### DATASET EXTRACT ###

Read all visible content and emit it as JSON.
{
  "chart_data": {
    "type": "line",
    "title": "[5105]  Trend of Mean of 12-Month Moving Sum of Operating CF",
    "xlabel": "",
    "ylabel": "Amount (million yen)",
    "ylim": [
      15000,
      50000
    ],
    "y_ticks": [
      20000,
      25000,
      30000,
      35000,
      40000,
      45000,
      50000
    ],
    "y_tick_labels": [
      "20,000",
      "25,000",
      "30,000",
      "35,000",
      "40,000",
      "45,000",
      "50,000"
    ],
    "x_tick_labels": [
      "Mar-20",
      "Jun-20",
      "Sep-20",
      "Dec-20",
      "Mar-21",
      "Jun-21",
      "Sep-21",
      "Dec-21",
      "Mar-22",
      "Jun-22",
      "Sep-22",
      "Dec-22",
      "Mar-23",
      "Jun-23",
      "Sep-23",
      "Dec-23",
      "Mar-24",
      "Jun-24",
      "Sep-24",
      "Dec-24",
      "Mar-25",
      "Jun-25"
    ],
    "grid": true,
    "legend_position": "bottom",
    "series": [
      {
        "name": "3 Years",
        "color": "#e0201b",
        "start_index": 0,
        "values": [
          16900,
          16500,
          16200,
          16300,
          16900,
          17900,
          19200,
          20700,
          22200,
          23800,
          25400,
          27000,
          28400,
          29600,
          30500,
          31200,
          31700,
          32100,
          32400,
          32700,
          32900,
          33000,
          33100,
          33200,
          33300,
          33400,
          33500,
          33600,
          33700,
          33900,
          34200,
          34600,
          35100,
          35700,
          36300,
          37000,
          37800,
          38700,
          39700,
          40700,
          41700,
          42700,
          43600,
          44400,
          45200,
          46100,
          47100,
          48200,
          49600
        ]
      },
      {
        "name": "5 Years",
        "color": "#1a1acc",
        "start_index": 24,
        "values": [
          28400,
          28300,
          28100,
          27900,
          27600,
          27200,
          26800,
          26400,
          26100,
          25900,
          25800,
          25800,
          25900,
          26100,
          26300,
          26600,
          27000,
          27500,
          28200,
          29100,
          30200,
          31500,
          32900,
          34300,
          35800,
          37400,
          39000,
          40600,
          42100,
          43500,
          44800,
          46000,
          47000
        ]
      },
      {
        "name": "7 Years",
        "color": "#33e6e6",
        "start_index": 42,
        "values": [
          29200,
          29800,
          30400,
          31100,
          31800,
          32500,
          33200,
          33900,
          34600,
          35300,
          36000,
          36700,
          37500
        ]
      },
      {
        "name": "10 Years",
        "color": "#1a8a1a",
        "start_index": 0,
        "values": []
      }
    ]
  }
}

###

## PROBLEM REQUIREMENTS
Check every line of the data above for the string "name", and copy those that have it.

## ANSWER TO THE PROBLEM
        "name": "3 Years",
        "name": "5 Years",
        "name": "7 Years",
        "name": "10 Years",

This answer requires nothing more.